------ MATERIAL PROVIDED
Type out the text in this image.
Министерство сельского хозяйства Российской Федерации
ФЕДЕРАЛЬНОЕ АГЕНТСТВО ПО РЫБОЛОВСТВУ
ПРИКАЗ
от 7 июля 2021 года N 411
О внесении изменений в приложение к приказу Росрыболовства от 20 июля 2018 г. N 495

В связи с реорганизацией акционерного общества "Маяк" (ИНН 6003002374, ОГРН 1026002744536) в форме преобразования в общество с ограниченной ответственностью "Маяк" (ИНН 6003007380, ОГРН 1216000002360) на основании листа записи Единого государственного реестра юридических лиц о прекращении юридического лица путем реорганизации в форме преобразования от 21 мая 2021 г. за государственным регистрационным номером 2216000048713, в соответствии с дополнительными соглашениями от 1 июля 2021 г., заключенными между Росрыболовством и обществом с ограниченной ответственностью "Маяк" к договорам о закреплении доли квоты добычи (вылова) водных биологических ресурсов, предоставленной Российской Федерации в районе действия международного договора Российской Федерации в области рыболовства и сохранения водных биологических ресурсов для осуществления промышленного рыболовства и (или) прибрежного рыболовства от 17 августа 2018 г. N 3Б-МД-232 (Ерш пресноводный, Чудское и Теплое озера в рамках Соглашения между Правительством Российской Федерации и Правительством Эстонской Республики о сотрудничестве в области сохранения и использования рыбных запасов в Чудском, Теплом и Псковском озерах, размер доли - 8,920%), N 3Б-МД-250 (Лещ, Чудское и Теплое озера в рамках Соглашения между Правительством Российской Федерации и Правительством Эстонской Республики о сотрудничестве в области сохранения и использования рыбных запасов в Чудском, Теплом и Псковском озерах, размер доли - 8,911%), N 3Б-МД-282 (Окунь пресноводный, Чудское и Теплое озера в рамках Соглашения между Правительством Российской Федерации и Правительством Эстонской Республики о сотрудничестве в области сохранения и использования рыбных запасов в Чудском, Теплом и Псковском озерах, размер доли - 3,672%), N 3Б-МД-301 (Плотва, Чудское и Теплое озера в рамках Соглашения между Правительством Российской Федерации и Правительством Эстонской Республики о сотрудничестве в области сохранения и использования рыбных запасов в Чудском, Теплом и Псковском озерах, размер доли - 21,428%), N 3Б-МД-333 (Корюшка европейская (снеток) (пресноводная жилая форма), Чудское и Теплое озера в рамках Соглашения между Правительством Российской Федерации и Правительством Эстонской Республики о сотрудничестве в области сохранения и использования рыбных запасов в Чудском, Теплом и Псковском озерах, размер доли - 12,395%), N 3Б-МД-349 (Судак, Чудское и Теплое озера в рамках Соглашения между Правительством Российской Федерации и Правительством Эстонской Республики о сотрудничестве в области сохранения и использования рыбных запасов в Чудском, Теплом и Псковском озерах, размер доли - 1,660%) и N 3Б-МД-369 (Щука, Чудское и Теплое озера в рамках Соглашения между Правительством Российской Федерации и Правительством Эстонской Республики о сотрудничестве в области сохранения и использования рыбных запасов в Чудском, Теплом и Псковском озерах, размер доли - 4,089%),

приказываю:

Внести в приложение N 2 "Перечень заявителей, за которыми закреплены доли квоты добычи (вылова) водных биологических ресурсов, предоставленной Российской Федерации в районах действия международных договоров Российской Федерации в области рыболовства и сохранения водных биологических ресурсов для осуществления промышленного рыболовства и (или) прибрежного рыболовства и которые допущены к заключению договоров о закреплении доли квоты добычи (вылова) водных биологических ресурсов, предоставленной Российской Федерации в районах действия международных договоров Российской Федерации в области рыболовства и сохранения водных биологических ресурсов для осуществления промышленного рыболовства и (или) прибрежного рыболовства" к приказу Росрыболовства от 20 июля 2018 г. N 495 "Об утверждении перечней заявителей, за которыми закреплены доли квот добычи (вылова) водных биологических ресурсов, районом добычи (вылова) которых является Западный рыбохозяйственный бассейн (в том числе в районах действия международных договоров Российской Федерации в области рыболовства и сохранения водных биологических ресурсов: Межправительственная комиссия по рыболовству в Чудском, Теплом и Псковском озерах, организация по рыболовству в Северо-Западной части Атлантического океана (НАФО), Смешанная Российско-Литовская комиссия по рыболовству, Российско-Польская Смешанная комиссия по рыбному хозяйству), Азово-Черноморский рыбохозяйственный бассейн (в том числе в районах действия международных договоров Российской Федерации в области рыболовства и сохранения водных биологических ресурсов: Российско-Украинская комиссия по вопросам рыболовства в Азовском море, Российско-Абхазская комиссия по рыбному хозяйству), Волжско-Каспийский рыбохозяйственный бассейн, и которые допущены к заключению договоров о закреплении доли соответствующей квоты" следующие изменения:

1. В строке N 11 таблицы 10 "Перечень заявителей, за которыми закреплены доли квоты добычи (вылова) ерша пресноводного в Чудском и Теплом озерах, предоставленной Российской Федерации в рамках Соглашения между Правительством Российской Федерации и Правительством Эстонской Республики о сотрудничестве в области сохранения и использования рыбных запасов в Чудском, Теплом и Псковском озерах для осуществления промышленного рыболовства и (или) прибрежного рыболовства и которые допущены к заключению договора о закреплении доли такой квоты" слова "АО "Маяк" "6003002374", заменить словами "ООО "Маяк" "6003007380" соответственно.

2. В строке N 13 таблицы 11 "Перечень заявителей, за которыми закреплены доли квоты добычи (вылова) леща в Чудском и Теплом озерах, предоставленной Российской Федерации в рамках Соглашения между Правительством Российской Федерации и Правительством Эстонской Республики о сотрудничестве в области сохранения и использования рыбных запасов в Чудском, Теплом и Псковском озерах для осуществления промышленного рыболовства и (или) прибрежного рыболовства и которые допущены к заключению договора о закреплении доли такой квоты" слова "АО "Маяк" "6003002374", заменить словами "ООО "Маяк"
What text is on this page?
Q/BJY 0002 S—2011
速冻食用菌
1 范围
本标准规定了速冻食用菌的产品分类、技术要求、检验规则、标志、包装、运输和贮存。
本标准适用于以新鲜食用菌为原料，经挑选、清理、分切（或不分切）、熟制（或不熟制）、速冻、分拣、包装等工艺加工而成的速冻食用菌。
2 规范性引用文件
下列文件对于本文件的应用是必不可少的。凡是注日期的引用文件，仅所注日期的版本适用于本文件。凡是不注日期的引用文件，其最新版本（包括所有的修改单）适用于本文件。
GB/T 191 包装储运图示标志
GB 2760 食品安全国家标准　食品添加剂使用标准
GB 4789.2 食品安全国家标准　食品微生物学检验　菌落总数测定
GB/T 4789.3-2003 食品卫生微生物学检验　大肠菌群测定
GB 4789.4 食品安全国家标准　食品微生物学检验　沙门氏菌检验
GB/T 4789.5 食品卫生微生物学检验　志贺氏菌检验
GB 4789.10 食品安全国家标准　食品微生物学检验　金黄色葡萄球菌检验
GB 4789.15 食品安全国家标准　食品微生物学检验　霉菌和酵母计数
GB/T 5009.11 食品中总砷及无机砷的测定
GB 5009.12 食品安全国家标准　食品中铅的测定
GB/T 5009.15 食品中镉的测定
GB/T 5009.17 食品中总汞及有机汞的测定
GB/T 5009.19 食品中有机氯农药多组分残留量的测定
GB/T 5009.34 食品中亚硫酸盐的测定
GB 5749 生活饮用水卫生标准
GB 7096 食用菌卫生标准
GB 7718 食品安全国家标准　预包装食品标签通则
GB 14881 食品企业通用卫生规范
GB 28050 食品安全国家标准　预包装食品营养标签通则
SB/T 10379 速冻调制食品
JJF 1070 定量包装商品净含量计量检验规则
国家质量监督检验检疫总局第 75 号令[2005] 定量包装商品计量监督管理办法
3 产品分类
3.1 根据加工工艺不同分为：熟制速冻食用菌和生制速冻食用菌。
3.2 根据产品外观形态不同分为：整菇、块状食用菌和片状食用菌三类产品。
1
------------
• TASK PROMPT
Copy all the records above exactly, missing none.

• RESULT FOR THIS TASK
Type out the text in this image.
Министерство сельского хозяйства Российской Федерации
ФЕДЕРАЛЬНОЕ АГЕНТСТВО ПО РЫБОЛОВСТВУ
ПРИКАЗ
от 7 июля 2021 года N 411
О внесении изменений в приложение к приказу Росрыболовства от 20 июля 2018 г. N 495

В связи с реорганизацией акционерного общества "Маяк" (ИНН 6003002374, ОГРН 1026002744536) в форме преобразования в общество с ограниченной ответственностью "Маяк" (ИНН 6003007380, ОГРН 1216000002360) на основании листа записи Единого государственного реестра юридических лиц о прекращении юридического лица путем реорганизации в форме преобразования от 21 мая 2021 г. за государственным регистрационным номером 2216000048713, в соответствии с дополнительными соглашениями от 1 июля 2021 г., заключенными между Росрыболовством и обществом с ограниченной ответственностью "Маяк" к договорам о закреплении доли квоты добычи (вылова) водных биологических ресурсов, предоставленной Российской Федерации в районе действия международного договора Российской Федерации в области рыболовства и сохранения водных биологических ресурсов для осуществления промышленного рыболовства и (или) прибрежного рыболовства от 17 августа 2018 г. N 3Б-МД-232 (Ерш пресноводный, Чудское и Теплое озера в рамках Соглашения между Правительством Российской Федерации и Правительством Эстонской Республики о сотрудничестве в области сохранения и использования рыбных запасов в Чудском, Теплом и Псковском озерах, размер доли - 8,920%), N 3Б-МД-250 (Лещ, Чудское и Теплое озера в рамках Соглашения между Правительством Российской Федерации и Правительством Эстонской Республики о сотрудничестве в области сохранения и использования рыбных запасов в Чудском, Теплом и Псковском озерах, размер доли - 8,911%), N 3Б-МД-282 (Окунь пресноводный, Чудское и Теплое озера в рамках Соглашения между Правительством Российской Федерации и Правительством Эстонской Республики о сотрудничестве в области сохранения и использования рыбных запасов в Чудском, Теплом и Псковском озерах, размер доли - 3,672%), N 3Б-МД-301 (Плотва, Чудское и Теплое озера в рамках Соглашения между Правительством Российской Федерации и Правительством Эстонской Республики о сотрудничестве в области сохранения и использования рыбных запасов в Чудском, Теплом и Псковском озерах, размер доли - 21,428%), N 3Б-МД-333 (Корюшка европейская (снеток) (пресноводная жилая форма), Чудское и Теплое озера в рамках Соглашения между Правительством Российской Федерации и Правительством Эстонской Республики о сотрудничестве в области сохранения и использования рыбных запасов в Чудском, Теплом и Псковском озерах, размер доли - 12,395%), N 3Б-МД-349 (Судак, Чудское и Теплое озера в рамках Соглашения между Правительством Российской Федерации и Правительством Эстонской Республики о сотрудничестве в области сохранения и использования рыбных запасов в Чудском, Теплом и Псковском озерах, размер доли - 1,660%) и N 3Б-МД-369 (Щука, Чудское и Теплое озера в рамках Соглашения между Правительством Российской Федерации и Правительством Эстонской Республики о сотрудничестве в области сохранения и использования рыбных запасов в Чудском, Теплом и Псковском озерах, размер доли - 4,089%),

приказываю:

Внести в приложение N 2 "Перечень заявителей, за которыми закреплены доли квоты добычи (вылова) водных биологических ресурсов, предоставленной Российской Федерации в районах действия международных договоров Российской Федерации в области рыболовства и сохранения водных биологических ресурсов для осуществления промышленного рыболовства и (или) прибрежного рыболовства и которые допущены к заключению договоров о закреплении доли квоты добычи (вылова) водных биологических ресурсов, предоставленной Российской Федерации в районах действия международных договоров Российской Федерации в области рыболовства и сохранения водных биологических ресурсов для осуществления промышленного рыболовства и (или) прибрежного рыболовства" к приказу Росрыболовства от 20 июля 2018 г. N 495 "Об утверждении перечней заявителей, за которыми закреплены доли квот добычи (вылова) водных биологических ресурсов, районом добычи (вылова) которых является Западный рыбохозяйственный бассейн (в том числе в районах действия международных договоров Российской Федерации в области рыболовства и сохранения водных биологических ресурсов: Межправительственная комиссия по рыболовству в Чудском, Теплом и Псковском озерах, организация по рыболовству в Северо-Западной части Атлантического океана (НАФО), Смешанная Российско-Литовская комиссия по рыболовству, Российско-Польская Смешанная комиссия по рыбному хозяйству), Азово-Черноморский рыбохозяйственный бассейн (в том числе в районах действия международных договоров Российской Федерации в области рыболовства и сохранения водных биологических ресурсов: Российско-Украинская комиссия по вопросам рыболовства в Азовском море, Российско-Абхазская комиссия по рыбному хозяйству), Волжско-Каспийский рыбохозяйственный бассейн, и которые допущены к заключению договоров о закреплении доли соответствующей квоты" следующие изменения:

1. В строке N 11 таблицы 10 "Перечень заявителей, за которыми закреплены доли квоты добычи (вылова) ерша пресноводного в Чудском и Теплом озерах, предоставленной Российской Федерации в рамках Соглашения между Правительством Российской Федерации и Правительством Эстонской Республики о сотрудничестве в области сохранения и использования рыбных запасов в Чудском, Теплом и Псковском озерах для осуществления промышленного рыболовства и (или) прибрежного рыболовства и которые допущены к заключению договора о закреплении доли такой квоты" слова "АО "Маяк" "6003002374", заменить словами "ООО "Маяк" "6003007380" соответственно.

2. В строке N 13 таблицы 11 "Перечень заявителей, за которыми закреплены доли квоты добычи (вылова) леща в Чудском и Теплом озерах, предоставленной Российской Федерации в рамках Соглашения между Правительством Российской Федерации и Правительством Эстонской Республики о сотрудничестве в области сохранения и использования рыбных запасов в Чудском, Теплом и Псковском озерах для осуществления промышленного рыболовства и (или) прибрежного рыболовства и которые допущены к заключению договора о закреплении доли такой квоты" слова "АО "Маяк" "6003002374", заменить словами "ООО "Маяк"
What text is on this page?
Q/BJY 0002 S—2011
速冻食用菌
1 范围
本标准规定了速冻食用菌的产品分类、技术要求、检验规则、标志、包装、运输和贮存。
本标准适用于以新鲜食用菌为原料，经挑选、清理、分切（或不分切）、熟制（或不熟制）、速冻、分拣、包装等工艺加工而成的速冻食用菌。
2 规范性引用文件
下列文件对于本文件的应用是必不可少的。凡是注日期的引用文件，仅所注日期的版本适用于本文件。凡是不注日期的引用文件，其最新版本（包括所有的修改单）适用于本文件。
GB/T 191 包装储运图示标志
GB 2760 食品安全国家标准　食品添加剂使用标准
GB 4789.2 食品安全国家标准　食品微生物学检验　菌落总数测定
GB/T 4789.3-2003 食品卫生微生物学检验　大肠菌群测定
GB 4789.4 食品安全国家标准　食品微生物学检验　沙门氏菌检验
GB/T 4789.5 食品卫生微生物学检验　志贺氏菌检验
GB 4789.10 食品安全国家标准　食品微生物学检验　金黄色葡萄球菌检验
GB 4789.15 食品安全国家标准　食品微生物学检验　霉菌和酵母计数
GB/T 5009.11 食品中总砷及无机砷的测定
GB 5009.12 食品安全国家标准　食品中铅的测定
GB/T 5009.15 食品中镉的测定
GB/T 5009.17 食品中总汞及有机汞的测定
GB/T 5009.19 食品中有机氯农药多组分残留量的测定
GB/T 5009.34 食品中亚硫酸盐的测定
GB 5749 生活饮用水卫生标准
GB 7096 食用菌卫生标准
GB 7718 食品安全国家标准　预包装食品标签通则
GB 14881 食品企业通用卫生规范
GB 28050 食品安全国家标准　预包装食品营养标签通则
SB/T 10379 速冻调制食品
JJF 1070 定量包装商品净含量计量检验规则
国家质量监督检验检疫总局第 75 号令[2005] 定量包装商品计量监督管理办法
3 产品分类
3.1 根据加工工艺不同分为：熟制速冻食用菌和生制速冻食用菌。
3.2 根据产品外观形态不同分为：整菇、块状食用菌和片状食用菌三类产品。
1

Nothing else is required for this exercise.